— Problem details —
Tally the lines of the listing that contain the string "name". Give the number and nothing else.

— Data listing —
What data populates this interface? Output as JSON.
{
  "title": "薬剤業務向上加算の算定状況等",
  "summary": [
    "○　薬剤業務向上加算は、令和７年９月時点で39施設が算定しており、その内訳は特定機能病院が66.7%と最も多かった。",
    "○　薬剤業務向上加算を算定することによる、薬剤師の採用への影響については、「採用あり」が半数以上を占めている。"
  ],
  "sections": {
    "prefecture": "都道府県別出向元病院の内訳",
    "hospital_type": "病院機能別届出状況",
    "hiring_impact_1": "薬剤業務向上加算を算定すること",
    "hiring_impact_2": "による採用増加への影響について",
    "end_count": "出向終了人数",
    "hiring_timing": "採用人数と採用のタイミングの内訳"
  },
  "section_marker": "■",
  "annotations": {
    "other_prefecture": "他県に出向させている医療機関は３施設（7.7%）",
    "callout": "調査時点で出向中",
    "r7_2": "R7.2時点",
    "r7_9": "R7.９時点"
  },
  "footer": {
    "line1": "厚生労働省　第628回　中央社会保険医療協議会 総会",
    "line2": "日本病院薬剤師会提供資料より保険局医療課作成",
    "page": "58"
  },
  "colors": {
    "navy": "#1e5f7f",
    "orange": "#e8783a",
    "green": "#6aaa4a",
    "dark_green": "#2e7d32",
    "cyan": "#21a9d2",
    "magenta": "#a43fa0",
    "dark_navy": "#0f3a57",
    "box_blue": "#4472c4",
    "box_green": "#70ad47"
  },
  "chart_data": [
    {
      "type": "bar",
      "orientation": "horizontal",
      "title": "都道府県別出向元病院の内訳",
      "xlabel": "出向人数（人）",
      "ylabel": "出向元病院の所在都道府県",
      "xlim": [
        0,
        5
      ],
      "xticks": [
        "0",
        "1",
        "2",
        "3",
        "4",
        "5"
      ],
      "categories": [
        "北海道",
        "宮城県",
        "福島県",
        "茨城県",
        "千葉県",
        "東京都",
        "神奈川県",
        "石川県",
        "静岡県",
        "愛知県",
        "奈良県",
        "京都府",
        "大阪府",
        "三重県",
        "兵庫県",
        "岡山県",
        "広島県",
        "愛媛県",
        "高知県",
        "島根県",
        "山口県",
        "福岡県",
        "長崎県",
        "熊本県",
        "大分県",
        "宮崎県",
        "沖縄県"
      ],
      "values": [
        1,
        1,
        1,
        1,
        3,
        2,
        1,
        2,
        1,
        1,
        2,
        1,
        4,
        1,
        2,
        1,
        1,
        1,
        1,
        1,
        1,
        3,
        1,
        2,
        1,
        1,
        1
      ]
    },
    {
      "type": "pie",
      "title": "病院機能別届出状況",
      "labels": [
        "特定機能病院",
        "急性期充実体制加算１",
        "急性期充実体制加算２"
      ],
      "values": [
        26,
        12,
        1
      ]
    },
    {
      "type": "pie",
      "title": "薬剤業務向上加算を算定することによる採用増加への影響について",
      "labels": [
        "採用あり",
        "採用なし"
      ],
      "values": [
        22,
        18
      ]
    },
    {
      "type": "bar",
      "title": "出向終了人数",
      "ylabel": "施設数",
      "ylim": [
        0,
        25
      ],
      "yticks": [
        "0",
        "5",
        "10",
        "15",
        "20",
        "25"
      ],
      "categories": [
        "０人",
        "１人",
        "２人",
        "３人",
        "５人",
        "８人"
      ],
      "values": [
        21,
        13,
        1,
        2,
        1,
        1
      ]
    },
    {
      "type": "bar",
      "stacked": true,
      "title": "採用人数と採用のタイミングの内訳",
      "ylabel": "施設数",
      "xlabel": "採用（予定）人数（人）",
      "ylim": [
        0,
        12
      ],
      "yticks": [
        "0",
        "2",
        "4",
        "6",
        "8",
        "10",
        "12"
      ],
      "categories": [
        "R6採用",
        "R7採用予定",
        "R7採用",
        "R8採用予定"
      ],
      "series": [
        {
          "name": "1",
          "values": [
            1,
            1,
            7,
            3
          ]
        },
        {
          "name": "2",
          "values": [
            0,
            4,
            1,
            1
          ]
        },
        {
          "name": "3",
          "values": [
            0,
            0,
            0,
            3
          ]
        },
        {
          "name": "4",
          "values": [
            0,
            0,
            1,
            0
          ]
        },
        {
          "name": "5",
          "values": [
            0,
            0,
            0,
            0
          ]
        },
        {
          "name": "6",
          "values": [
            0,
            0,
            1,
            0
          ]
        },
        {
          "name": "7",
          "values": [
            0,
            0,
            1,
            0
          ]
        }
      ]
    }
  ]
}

— Solution to the problem —
7